:: Records for this task

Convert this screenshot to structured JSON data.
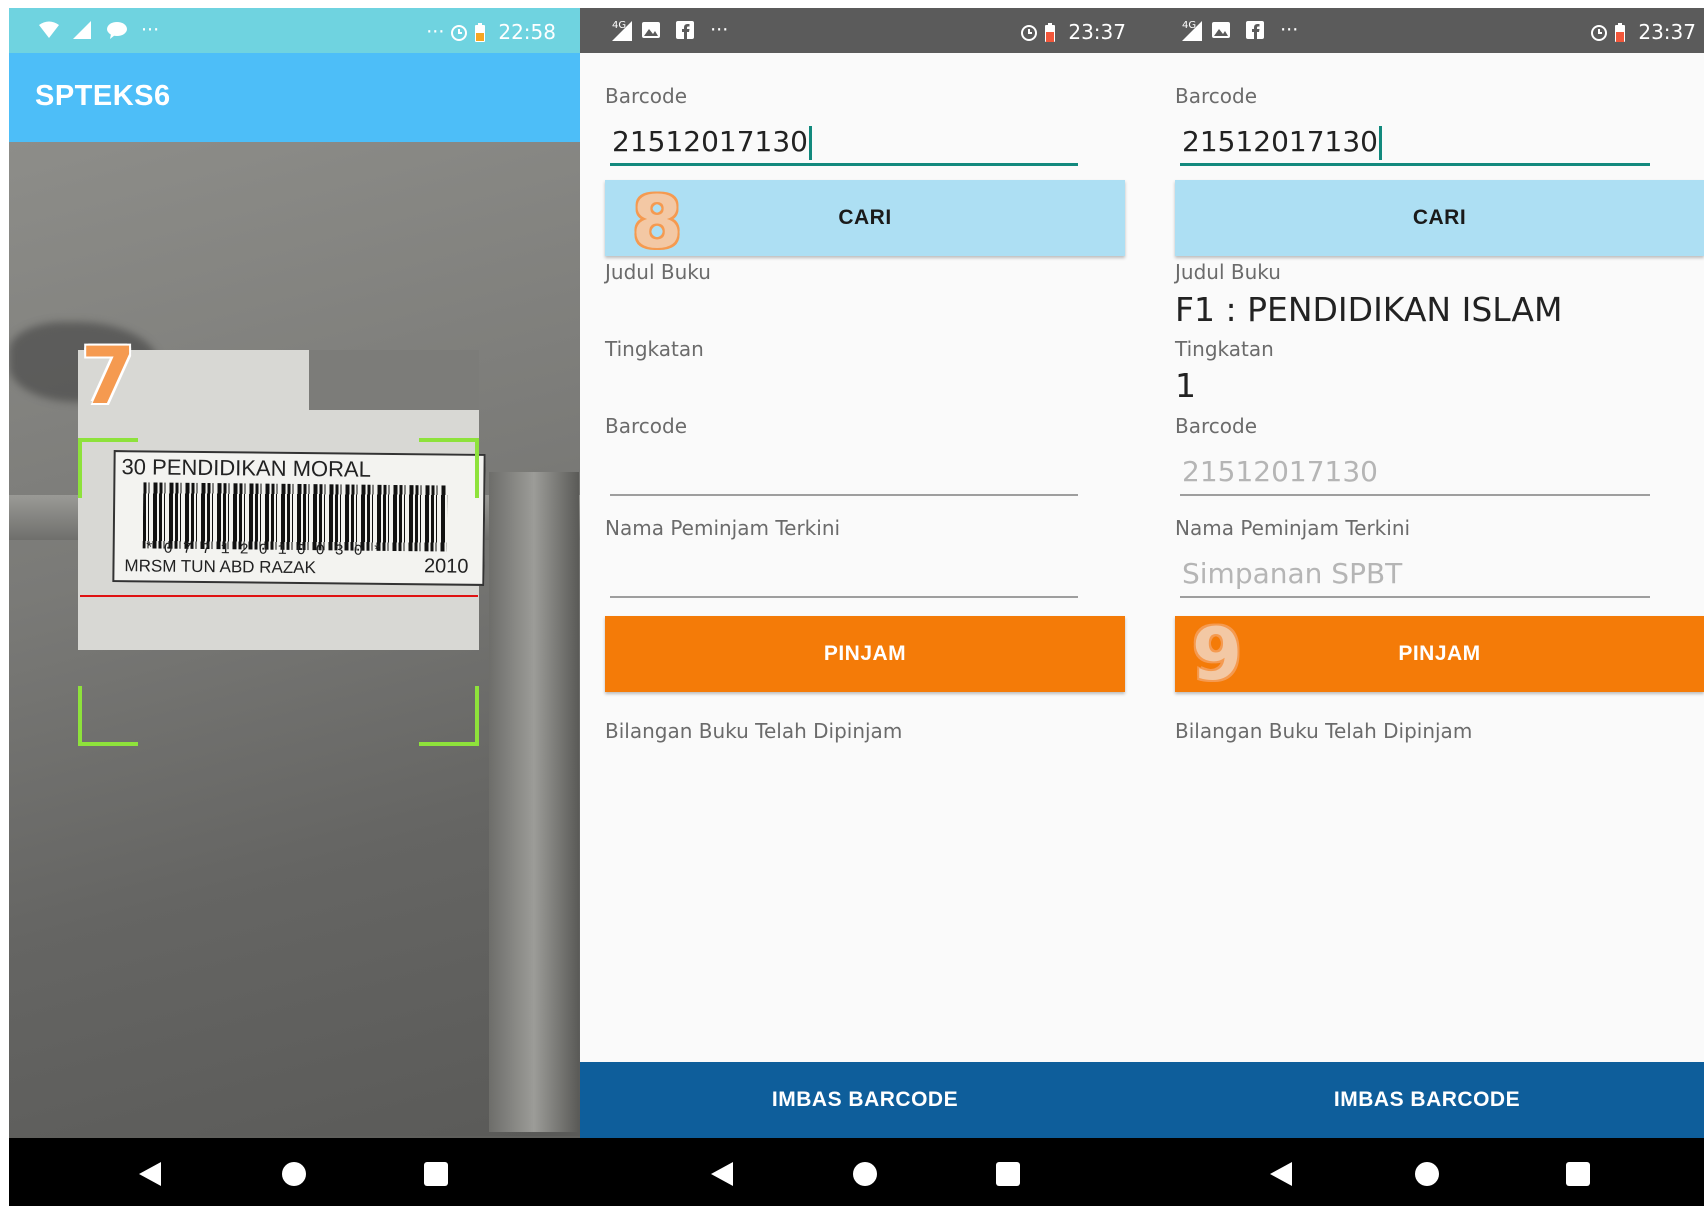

::::
:: Records for this task

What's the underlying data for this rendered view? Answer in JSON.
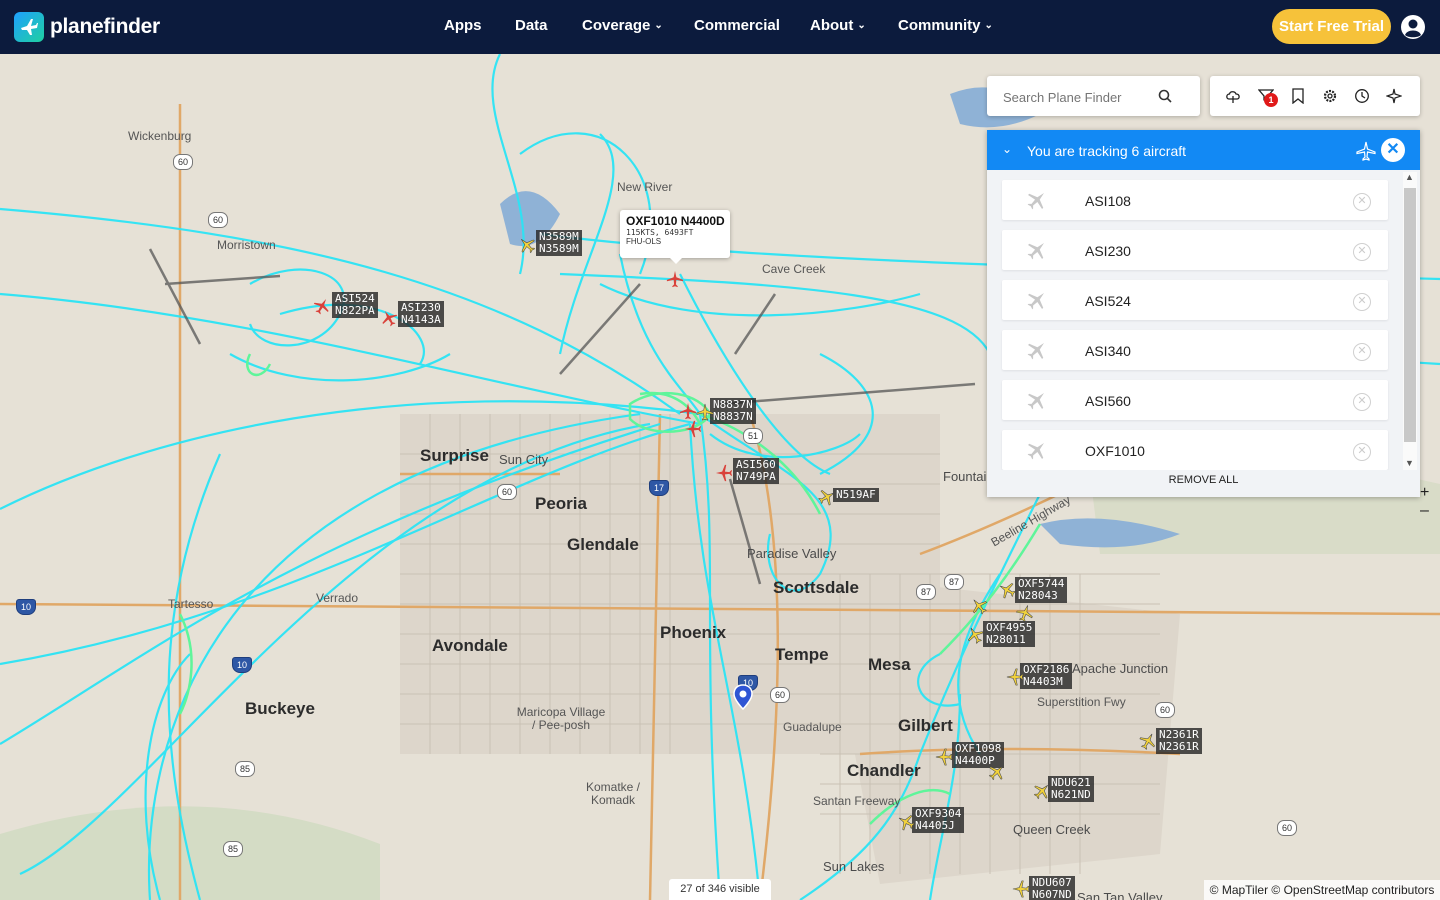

::::
:: Records for this task

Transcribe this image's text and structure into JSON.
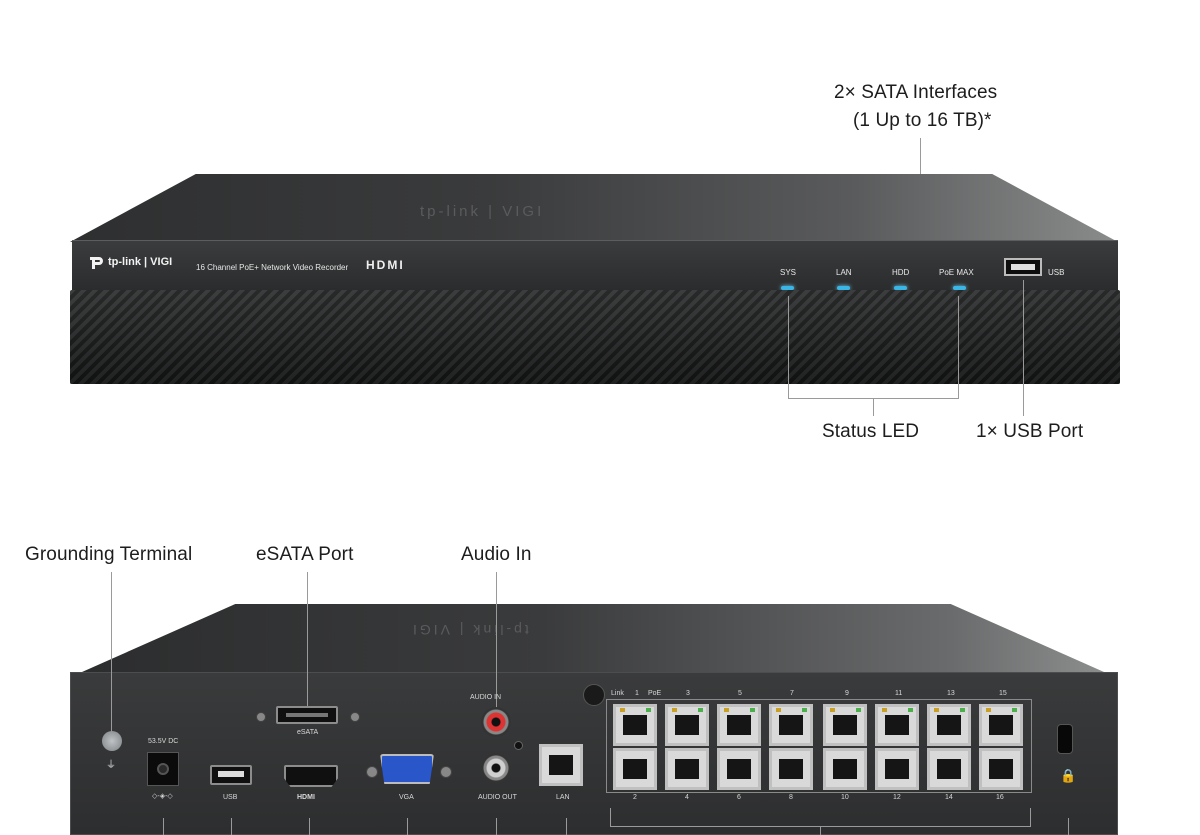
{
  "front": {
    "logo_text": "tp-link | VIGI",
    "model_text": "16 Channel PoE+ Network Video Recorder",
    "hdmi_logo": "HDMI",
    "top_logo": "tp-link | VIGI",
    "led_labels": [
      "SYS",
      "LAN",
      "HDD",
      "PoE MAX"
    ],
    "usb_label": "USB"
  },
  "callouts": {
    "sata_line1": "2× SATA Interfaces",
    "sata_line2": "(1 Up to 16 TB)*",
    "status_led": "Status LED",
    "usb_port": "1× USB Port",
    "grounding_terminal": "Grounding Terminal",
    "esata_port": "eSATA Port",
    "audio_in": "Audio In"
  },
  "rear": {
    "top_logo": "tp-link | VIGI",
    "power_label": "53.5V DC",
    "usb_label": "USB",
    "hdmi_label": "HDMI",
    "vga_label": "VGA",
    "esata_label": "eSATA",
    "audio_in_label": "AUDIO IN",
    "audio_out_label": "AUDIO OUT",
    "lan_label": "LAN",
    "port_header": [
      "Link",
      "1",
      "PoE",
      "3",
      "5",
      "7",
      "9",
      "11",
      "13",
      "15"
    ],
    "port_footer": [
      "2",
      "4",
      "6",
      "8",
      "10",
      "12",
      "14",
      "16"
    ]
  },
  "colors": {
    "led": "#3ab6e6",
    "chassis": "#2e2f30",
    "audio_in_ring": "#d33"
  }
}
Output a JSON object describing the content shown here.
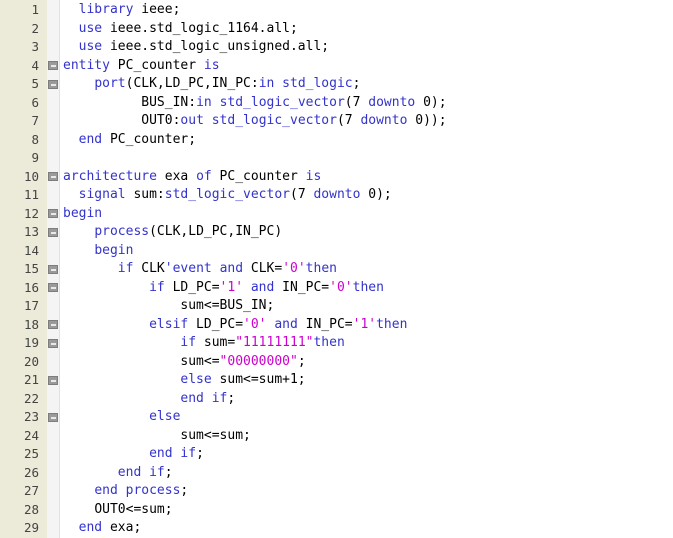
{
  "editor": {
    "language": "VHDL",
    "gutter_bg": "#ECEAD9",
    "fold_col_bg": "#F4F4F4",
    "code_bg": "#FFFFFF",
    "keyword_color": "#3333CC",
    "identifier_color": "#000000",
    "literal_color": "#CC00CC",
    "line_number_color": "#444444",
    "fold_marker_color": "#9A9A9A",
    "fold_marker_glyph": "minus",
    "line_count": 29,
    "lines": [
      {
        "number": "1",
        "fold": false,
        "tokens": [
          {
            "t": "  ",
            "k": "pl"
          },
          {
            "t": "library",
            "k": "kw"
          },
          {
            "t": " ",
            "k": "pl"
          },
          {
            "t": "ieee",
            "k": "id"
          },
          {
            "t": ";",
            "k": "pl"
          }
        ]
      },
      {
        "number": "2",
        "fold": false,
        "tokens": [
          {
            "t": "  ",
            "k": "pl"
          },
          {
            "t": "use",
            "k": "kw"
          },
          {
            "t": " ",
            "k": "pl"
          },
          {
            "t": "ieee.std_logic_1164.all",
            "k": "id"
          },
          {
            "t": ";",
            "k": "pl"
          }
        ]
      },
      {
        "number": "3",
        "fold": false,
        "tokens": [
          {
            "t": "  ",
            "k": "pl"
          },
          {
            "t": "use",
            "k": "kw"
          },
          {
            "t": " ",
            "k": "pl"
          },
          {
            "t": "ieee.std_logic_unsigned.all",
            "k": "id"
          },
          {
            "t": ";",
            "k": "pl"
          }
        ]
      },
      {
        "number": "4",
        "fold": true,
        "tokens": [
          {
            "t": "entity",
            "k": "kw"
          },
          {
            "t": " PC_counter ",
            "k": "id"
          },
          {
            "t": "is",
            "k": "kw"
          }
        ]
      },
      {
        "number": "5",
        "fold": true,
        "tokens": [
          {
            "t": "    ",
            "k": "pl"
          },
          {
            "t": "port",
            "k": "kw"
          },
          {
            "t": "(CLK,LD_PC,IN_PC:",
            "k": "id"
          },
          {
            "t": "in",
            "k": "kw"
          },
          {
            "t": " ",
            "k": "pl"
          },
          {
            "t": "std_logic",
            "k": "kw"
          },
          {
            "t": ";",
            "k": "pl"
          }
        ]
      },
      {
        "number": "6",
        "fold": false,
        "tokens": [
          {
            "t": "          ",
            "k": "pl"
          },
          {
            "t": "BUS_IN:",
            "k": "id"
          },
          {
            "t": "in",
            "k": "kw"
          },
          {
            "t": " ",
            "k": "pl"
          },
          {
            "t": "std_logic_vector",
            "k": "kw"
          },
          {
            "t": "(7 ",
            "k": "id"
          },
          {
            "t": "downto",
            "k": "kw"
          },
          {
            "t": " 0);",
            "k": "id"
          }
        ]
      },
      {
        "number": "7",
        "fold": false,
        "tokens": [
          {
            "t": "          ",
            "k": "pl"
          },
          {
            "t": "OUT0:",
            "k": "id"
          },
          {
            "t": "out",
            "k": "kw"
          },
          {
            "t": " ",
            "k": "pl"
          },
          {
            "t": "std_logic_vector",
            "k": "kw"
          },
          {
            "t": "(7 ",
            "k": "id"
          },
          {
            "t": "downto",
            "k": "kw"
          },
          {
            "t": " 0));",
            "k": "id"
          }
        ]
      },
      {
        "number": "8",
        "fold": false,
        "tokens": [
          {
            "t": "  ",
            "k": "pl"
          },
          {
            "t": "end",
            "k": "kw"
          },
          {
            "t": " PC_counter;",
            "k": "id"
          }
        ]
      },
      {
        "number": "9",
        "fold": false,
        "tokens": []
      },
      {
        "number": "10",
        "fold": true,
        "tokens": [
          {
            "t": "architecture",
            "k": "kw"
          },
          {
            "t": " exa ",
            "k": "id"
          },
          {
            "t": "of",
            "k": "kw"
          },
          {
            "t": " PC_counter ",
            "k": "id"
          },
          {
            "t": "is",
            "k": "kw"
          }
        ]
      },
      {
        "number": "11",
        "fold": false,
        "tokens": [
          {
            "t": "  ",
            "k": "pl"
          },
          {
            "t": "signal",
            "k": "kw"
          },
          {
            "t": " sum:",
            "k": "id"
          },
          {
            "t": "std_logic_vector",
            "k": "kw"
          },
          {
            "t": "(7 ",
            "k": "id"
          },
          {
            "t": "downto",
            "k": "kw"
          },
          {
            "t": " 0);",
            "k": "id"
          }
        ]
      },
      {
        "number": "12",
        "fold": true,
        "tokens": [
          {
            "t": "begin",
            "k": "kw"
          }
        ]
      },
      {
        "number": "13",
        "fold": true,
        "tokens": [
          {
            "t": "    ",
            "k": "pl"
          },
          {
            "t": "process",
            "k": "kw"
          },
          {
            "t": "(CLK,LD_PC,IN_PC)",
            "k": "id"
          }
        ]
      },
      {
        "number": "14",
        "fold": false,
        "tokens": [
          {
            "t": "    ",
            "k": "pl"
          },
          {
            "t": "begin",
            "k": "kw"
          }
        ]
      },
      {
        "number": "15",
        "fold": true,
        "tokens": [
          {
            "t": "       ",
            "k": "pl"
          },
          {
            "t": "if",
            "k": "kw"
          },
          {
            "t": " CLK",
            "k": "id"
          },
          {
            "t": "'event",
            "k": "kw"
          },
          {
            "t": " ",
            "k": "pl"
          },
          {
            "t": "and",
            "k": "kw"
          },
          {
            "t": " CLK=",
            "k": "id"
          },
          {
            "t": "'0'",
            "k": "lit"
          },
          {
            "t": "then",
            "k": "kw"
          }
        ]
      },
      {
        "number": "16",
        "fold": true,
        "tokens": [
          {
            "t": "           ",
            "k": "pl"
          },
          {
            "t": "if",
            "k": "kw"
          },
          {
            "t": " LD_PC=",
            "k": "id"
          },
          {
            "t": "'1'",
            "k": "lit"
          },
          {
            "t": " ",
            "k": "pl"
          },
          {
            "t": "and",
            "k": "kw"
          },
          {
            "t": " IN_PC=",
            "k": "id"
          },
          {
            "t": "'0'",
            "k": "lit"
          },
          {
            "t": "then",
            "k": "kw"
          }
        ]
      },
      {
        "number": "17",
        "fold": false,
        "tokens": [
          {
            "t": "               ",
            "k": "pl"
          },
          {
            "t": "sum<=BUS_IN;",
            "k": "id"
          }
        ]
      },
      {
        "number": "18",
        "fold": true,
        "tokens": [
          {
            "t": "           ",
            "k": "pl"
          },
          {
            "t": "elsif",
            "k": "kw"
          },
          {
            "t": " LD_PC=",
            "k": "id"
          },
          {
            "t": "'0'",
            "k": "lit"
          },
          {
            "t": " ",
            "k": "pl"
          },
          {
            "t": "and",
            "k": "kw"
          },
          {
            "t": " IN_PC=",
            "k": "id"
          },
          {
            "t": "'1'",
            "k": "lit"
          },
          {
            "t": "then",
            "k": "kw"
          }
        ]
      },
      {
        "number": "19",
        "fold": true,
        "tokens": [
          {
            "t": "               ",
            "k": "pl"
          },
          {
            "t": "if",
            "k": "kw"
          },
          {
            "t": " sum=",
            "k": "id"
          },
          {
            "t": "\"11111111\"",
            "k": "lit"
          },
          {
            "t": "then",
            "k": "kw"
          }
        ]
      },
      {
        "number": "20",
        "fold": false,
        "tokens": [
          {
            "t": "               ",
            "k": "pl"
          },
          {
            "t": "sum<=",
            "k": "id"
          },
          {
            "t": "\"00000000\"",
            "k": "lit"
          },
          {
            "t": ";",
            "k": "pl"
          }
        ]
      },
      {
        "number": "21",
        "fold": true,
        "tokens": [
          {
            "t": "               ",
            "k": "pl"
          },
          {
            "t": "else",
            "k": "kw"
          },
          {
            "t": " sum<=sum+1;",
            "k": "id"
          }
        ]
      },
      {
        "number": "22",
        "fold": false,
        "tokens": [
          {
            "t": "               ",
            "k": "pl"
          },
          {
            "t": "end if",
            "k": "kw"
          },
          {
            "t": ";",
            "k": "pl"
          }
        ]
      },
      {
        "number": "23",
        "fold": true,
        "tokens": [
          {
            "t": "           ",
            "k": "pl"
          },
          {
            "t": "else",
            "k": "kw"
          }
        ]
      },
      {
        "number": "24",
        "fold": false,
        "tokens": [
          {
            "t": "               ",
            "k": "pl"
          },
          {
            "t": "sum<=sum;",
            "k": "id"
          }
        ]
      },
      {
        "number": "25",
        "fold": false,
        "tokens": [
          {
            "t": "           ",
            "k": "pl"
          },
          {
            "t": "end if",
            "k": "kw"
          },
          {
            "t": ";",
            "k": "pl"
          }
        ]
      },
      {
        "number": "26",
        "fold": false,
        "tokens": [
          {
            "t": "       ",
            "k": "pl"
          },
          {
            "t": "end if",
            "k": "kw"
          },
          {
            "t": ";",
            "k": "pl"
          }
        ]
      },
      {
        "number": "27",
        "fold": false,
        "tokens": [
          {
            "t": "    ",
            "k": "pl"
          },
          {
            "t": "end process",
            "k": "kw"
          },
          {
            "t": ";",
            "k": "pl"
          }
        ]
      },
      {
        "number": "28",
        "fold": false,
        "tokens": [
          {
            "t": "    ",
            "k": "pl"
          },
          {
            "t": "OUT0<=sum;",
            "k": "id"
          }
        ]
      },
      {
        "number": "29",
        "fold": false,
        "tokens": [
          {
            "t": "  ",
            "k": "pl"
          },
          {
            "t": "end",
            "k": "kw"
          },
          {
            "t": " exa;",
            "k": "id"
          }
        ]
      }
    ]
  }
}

::::

== Exercise objective ==
List each line of the entries that holds the string "data".

== Final result ==
Convert this screenshot to structured JSON data.
What's the underlying data for this rendered view? Answer in JSON.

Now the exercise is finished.